● Instructions to follow:
Repeat the records verbatim and leave the pictures out of your copy.

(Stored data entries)
-- Start --

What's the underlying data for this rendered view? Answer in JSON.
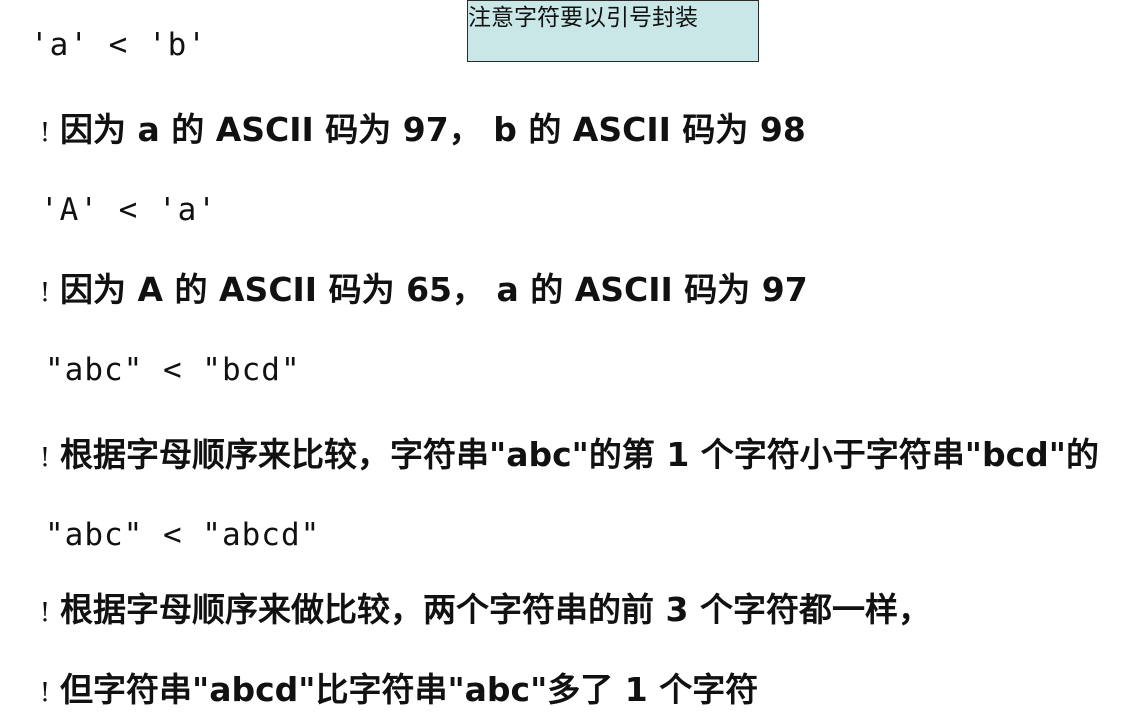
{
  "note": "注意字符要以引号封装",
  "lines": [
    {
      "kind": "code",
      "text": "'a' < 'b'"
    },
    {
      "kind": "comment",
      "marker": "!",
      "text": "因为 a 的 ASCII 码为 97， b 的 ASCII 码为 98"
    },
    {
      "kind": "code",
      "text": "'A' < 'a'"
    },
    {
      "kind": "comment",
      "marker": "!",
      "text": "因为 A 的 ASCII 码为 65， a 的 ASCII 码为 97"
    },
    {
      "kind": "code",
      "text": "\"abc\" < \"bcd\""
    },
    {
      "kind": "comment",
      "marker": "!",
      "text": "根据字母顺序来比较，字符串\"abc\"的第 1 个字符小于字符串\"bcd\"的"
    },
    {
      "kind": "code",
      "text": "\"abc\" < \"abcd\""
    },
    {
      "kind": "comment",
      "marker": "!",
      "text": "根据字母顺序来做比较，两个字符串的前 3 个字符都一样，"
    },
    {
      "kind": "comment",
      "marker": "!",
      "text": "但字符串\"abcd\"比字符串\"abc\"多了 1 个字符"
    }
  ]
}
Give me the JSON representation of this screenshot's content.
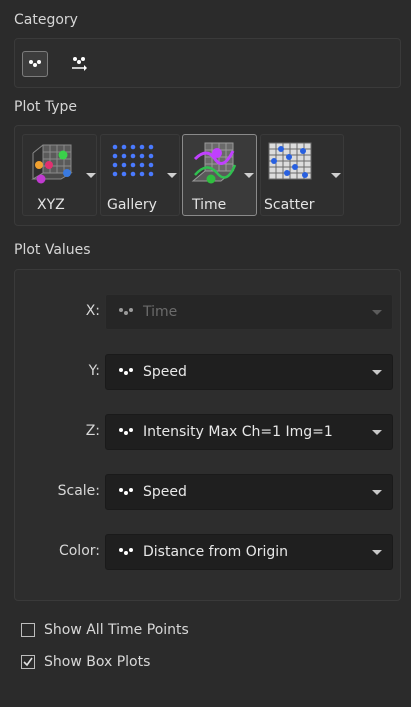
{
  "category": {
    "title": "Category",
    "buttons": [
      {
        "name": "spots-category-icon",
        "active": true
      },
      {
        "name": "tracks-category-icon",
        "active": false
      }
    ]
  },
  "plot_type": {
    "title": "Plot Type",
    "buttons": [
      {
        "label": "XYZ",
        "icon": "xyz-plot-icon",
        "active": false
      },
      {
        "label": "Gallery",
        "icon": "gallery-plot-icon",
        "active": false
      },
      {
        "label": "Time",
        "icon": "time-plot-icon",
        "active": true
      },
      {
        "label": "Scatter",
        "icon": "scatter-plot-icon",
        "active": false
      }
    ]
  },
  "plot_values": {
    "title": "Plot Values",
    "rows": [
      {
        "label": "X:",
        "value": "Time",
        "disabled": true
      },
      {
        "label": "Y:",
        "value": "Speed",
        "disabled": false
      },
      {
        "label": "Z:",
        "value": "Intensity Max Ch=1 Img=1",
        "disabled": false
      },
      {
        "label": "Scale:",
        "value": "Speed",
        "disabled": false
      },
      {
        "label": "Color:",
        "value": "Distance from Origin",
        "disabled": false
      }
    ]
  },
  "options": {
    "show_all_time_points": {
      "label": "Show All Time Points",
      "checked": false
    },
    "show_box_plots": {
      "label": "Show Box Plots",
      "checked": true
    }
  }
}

-- End --

● Exercise output:
What's the underlying data for this rendered view? Answer in JSON.
{
  "note": "注意字符要以引号封装",
  "lines": [
    {
      "kind": "code",
      "text": "'a' < 'b'"
    },
    {
      "kind": "comment",
      "marker": "!",
      "text": "因为 a 的 ASCII 码为 97， b 的 ASCII 码为 98"
    },
    {
      "kind": "code",
      "text": "'A' < 'a'"
    },
    {
      "kind": "comment",
      "marker": "!",
      "text": "因为 A 的 ASCII 码为 65， a 的 ASCII 码为 97"
    },
    {
      "kind": "code",
      "text": "\"abc\" < \"bcd\""
    },
    {
      "kind": "comment",
      "marker": "!",
      "text": "根据字母顺序来比较，字符串\"abc\"的第 1 个字符小于字符串\"bcd\"的"
    },
    {
      "kind": "code",
      "text": "\"abc\" < \"abcd\""
    },
    {
      "kind": "comment",
      "marker": "!",
      "text": "根据字母顺序来做比较，两个字符串的前 3 个字符都一样，"
    },
    {
      "kind": "comment",
      "marker": "!",
      "text": "但字符串\"abcd\"比字符串\"abc\"多了 1 个字符"
    }
  ]
}
Give me the JSON representation of this screenshot's content.
{
  "category": {
    "title": "Category",
    "buttons": [
      {
        "name": "spots-category-icon",
        "active": true
      },
      {
        "name": "tracks-category-icon",
        "active": false
      }
    ]
  },
  "plot_type": {
    "title": "Plot Type",
    "buttons": [
      {
        "label": "XYZ",
        "icon": "xyz-plot-icon",
        "active": false
      },
      {
        "label": "Gallery",
        "icon": "gallery-plot-icon",
        "active": false
      },
      {
        "label": "Time",
        "icon": "time-plot-icon",
        "active": true
      },
      {
        "label": "Scatter",
        "icon": "scatter-plot-icon",
        "active": false
      }
    ]
  },
  "plot_values": {
    "title": "Plot Values",
    "rows": [
      {
        "label": "X:",
        "value": "Time",
        "disabled": true
      },
      {
        "label": "Y:",
        "value": "Speed",
        "disabled": false
      },
      {
        "label": "Z:",
        "value": "Intensity Max Ch=1 Img=1",
        "disabled": false
      },
      {
        "label": "Scale:",
        "value": "Speed",
        "disabled": false
      },
      {
        "label": "Color:",
        "value": "Distance from Origin",
        "disabled": false
      }
    ]
  },
  "options": {
    "show_all_time_points": {
      "label": "Show All Time Points",
      "checked": false
    },
    "show_box_plots": {
      "label": "Show Box Plots",
      "checked": true
    }
  }
}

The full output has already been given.